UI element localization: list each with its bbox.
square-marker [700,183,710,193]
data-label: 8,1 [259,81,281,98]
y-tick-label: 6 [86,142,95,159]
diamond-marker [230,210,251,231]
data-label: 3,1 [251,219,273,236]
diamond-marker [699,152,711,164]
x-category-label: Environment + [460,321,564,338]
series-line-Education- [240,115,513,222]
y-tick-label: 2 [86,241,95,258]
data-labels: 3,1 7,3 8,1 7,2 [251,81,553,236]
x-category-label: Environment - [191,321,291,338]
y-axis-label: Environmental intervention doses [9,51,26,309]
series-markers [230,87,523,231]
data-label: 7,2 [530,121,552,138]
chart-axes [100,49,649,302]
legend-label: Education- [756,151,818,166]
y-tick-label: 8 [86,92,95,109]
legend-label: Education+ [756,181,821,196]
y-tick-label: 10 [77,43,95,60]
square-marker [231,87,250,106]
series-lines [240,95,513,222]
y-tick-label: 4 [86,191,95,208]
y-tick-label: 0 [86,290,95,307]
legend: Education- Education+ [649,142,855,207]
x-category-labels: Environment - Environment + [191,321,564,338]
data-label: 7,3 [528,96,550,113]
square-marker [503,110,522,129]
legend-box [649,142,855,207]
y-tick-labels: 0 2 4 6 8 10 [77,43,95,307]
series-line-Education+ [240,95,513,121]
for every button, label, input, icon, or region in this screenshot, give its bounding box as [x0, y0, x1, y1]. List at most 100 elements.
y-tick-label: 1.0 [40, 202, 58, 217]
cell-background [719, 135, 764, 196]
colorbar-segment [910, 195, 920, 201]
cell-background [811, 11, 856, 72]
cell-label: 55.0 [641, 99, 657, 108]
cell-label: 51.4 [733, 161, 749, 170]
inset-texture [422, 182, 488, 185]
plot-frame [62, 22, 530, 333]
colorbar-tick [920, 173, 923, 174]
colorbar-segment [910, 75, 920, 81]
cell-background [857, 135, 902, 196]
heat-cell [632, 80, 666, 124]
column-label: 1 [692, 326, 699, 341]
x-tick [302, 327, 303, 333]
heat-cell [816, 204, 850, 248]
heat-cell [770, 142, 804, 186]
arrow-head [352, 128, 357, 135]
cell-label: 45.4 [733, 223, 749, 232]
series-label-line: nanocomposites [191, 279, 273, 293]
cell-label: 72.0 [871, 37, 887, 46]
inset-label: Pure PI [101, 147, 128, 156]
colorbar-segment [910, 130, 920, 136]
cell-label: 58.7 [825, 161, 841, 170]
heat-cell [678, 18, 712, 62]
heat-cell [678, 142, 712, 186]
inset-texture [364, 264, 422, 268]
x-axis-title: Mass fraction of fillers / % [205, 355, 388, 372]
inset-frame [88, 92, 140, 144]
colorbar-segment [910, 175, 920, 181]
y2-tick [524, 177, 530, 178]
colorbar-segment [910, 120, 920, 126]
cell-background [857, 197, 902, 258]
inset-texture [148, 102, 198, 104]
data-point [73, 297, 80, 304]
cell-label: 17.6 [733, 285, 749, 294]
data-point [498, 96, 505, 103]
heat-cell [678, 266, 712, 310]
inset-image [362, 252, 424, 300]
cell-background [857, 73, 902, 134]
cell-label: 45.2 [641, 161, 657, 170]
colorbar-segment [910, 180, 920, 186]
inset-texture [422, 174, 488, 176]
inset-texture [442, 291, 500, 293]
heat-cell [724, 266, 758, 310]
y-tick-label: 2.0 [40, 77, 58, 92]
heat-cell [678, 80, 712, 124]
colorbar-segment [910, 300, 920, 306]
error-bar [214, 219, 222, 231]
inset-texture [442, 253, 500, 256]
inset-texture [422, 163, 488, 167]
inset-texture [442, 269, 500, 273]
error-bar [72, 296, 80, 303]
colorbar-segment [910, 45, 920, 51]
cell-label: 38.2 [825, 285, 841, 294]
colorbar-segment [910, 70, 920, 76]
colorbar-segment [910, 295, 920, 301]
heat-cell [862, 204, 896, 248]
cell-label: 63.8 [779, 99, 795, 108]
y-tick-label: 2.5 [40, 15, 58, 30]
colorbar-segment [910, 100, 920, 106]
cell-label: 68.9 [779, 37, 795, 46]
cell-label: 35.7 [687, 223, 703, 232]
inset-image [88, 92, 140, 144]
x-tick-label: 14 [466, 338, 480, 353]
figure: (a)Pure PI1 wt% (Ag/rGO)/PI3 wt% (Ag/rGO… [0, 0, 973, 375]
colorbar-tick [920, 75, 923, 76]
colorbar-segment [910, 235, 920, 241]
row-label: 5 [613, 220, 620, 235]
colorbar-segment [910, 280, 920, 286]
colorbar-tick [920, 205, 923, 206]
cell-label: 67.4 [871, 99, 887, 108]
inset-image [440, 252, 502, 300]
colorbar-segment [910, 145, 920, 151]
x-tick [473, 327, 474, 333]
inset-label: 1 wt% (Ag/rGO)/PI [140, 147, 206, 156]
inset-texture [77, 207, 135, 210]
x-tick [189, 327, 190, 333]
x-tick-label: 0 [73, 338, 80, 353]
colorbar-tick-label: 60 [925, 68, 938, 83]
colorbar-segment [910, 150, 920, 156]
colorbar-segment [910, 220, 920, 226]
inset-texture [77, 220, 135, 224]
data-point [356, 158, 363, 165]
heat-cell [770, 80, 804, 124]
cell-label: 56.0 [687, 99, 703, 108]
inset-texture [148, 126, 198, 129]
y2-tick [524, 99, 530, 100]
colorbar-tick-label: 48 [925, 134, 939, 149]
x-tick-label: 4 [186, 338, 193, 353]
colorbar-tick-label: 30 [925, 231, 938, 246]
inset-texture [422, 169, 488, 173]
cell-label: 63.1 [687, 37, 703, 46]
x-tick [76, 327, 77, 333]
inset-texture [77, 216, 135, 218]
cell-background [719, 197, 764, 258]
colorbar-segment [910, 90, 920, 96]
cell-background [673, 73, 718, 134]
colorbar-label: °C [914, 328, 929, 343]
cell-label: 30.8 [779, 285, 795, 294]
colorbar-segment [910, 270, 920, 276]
• • •
What is asked:
Convert every line of the listing above into a Markdown table with the columns No. and Entry. Number the rows in order and leave out blank lines.

Task response:
| No. | Entry |
|---|---|
| 1 | UI element localization: list each with its bbox. |
| 2 | square-marker [700,183,710,193] |
| 3 | data-label: 8,1 [259,81,281,98] |
| 4 | y-tick-label: 6 [86,142,95,159] |
| 5 | diamond-marker [230,210,251,231] |
| 6 | data-label: 3,1 [251,219,273,236] |
| 7 | diamond-marker [699,152,711,164] |
| 8 | x-category-label: Environment + [460,321,564,338] |
| 9 | series-line-Education- [240,115,513,222] |
| 10 | y-tick-label: 2 [86,241,95,258] |
| 11 | data-labels: 3,1 7,3 8,1 7,2 [251,81,553,236] |
| 12 | x-category-label: Environment - [191,321,291,338] |
| 13 | y-axis-label: Environmental intervention doses [9,51,26,309] |
| 14 | series-markers [230,87,523,231] |
| 15 | data-label: 7,2 [530,121,552,138] |
| 16 | chart-axes [100,49,649,302] |
| 17 | legend-label: Education- [756,151,818,166] |
| 18 | y-tick-label: 8 [86,92,95,109] |
| 19 | legend-label: Education+ [756,181,821,196] |
| 20 | y-tick-label: 10 [77,43,95,60] |
| 21 | square-marker [231,87,250,106] |
| 22 | series-lines [240,95,513,222] |
| 23 | y-tick-label: 4 [86,191,95,208] |
| 24 | y-tick-label: 0 [86,290,95,307] |
| 25 | legend: Education- Education+ [649,142,855,207] |
| 26 | x-category-labels: Environment - Environment + [191,321,564,338] |
| 27 | data-label: 7,3 [528,96,550,113] |
| 28 | square-marker [503,110,522,129] |
| 29 | legend-box [649,142,855,207] |
| 30 | y-tick-labels: 0 2 4 6 8 10 [77,43,95,307] |
| 31 | series-line-Education+ [240,95,513,121] |
| 32 | for every button, label, input, icon, or region in this screenshot, give its bounding box as [x0, y0, x1, y1]. List at most 100 elements. |
| 33 | y-tick-label: 1.0 [40, 202, 58, 217] |
| 34 | cell-background [719, 135, 764, 196] |
| 35 | colorbar-segment [910, 195, 920, 201] |
| 36 | cell-background [811, 11, 856, 72] |
| 37 | cell-label: 55.0 [641, 99, 657, 108] |
| 38 | cell-label: 51.4 [733, 161, 749, 170] |
| 39 | inset-texture [422, 182, 488, 185] |
| 40 | plot-frame [62, 22, 530, 333] |
| 41 | colorbar-tick [920, 173, 923, 174] |
| 42 | colorbar-segment [910, 75, 920, 81] |
| 43 | cell-background [857, 135, 902, 196] |
| 44 | heat-cell [632, 80, 666, 124] |
| 45 | column-label: 1 [692, 326, 699, 341] |
| 46 | x-tick [302, 327, 303, 333] |
| 47 | heat-cell [816, 204, 850, 248] |
| 48 | heat-cell [770, 142, 804, 186] |
| 49 | arrow-head [352, 128, 357, 135] |
| 50 | cell-label: 45.4 [733, 223, 749, 232] |
| 51 | series-label-line: nanocomposites [191, 279, 273, 293] |
| 52 | cell-label: 72.0 [871, 37, 887, 46] |
| 53 | inset-label: Pure PI [101, 147, 128, 156] |
| 54 | colorbar-segment [910, 130, 920, 136] |
| 55 | cell-label: 58.7 [825, 161, 841, 170] |
| 56 | heat-cell [678, 18, 712, 62] |
| 57 | heat-cell [678, 142, 712, 186] |
| 58 | inset-texture [364, 264, 422, 268] |
| 59 | x-axis-title: Mass fraction of fillers / % [205, 355, 388, 372] |
| 60 | inset-frame [88, 92, 140, 144] |
| 61 | colorbar-segment [910, 175, 920, 181] |
| 62 | y2-tick [524, 177, 530, 178] |
| 63 | colorbar-segment [910, 120, 920, 126] |
| 64 | cell-background [857, 197, 902, 258] |
| 65 | inset-texture [148, 102, 198, 104] |
| 66 | data-point [73, 297, 80, 304] |
| 67 | cell-label: 17.6 [733, 285, 749, 294] |
| 68 | data-point [498, 96, 505, 103] |
| 69 | heat-cell [678, 266, 712, 310] |
| 70 | inset-image [362, 252, 424, 300] |
| 71 | cell-background [857, 73, 902, 134] |
| 72 | cell-label: 45.2 [641, 161, 657, 170] |
| 73 | colorbar-segment [910, 180, 920, 186] |
| 74 | inset-texture [422, 174, 488, 176] |
| 75 | inset-texture [442, 291, 500, 293] |
| 76 | heat-cell [724, 266, 758, 310] |
| 77 | y-tick-label: 2.0 [40, 77, 58, 92] |
| 78 | heat-cell [678, 80, 712, 124] |
| 79 | colorbar-segment [910, 300, 920, 306] |
| 80 | error-bar [214, 219, 222, 231] |
| 81 | inset-texture [442, 253, 500, 256] |
| 82 | inset-texture [422, 163, 488, 167] |
| 83 | inset-texture [442, 269, 500, 273] |
| 84 | error-bar [72, 296, 80, 303] |
| 85 | colorbar-segment [910, 45, 920, 51] |
| 86 | cell-label: 38.2 [825, 285, 841, 294] |
| 87 | colorbar-segment [910, 70, 920, 76] |
| 88 | colorbar-segment [910, 295, 920, 301] |
| 89 | heat-cell [862, 204, 896, 248] |
| 90 | cell-label: 63.8 [779, 99, 795, 108] |
| 91 | y-tick-label: 2.5 [40, 15, 58, 30] |
| 92 | colorbar-segment [910, 100, 920, 106] |
| 93 | cell-label: 68.9 [779, 37, 795, 46] |
| 94 | cell-label: 35.7 [687, 223, 703, 232] |
| 95 | inset-image [88, 92, 140, 144] |
| 96 | x-tick-label: 14 [466, 338, 480, 353] |
| 97 | figure: (a)Pure PI1 wt% (Ag/rGO)/PI3 wt% (Ag/rGO… [0, 0, 973, 375] |
| 98 | colorbar-tick [920, 75, 923, 76] |
| 99 | colorbar-segment [910, 235, 920, 241] |
| 100 | row-label: 5 [613, 220, 620, 235] |
| 101 | colorbar-segment [910, 280, 920, 286] |
| 102 | colorbar-tick [920, 205, 923, 206] |
| 103 | cell-label: 67.4 [871, 99, 887, 108] |
| 104 | inset-image [440, 252, 502, 300] |
| 105 | colorbar-segment [910, 145, 920, 151] |
| 106 | x-tick [473, 327, 474, 333] |
| 107 | inset-label: 1 wt% (Ag/rGO)/PI [140, 147, 206, 156] |
| 108 | inset-texture [77, 207, 135, 210] |
| 109 | x-tick [189, 327, 190, 333] |
| 110 | x-tick-label: 0 [73, 338, 80, 353] |
| 111 | colorbar-tick-label: 60 [925, 68, 938, 83] |
| 112 | colorbar-segment [910, 150, 920, 156] |
| 113 | colorbar-segment [910, 220, 920, 226] |
| 114 | inset-texture [77, 220, 135, 224] |
| 115 | data-point [356, 158, 363, 165] |
| 116 | heat-cell [770, 80, 804, 124] |
| 117 | cell-label: 56.0 [687, 99, 703, 108] |
| 118 | inset-texture [148, 126, 198, 129] |
| 119 | y2-tick [524, 99, 530, 100] |
| 120 | colorbar-tick-label: 48 [925, 134, 939, 149] |
| 121 | x-tick-label: 4 [186, 338, 193, 353] |
| 122 | colorbar-tick-label: 30 [925, 231, 938, 246] |
| 123 | inset-texture [422, 169, 488, 173] |
| 124 | cell-label: 63.1 [687, 37, 703, 46] |
| 125 | x-tick [76, 327, 77, 333] |
| 126 | inset-texture [77, 216, 135, 218] |
| 127 | cell-background [719, 197, 764, 258] |
| 128 | colorbar-segment [910, 90, 920, 96] |
| 129 | cell-background [673, 73, 718, 134] |
| 130 | colorbar-label: °C [914, 328, 929, 343] |
| 131 | cell-label: 30.8 [779, 285, 795, 294] |
| 132 | colorbar-segment [910, 270, 920, 276] |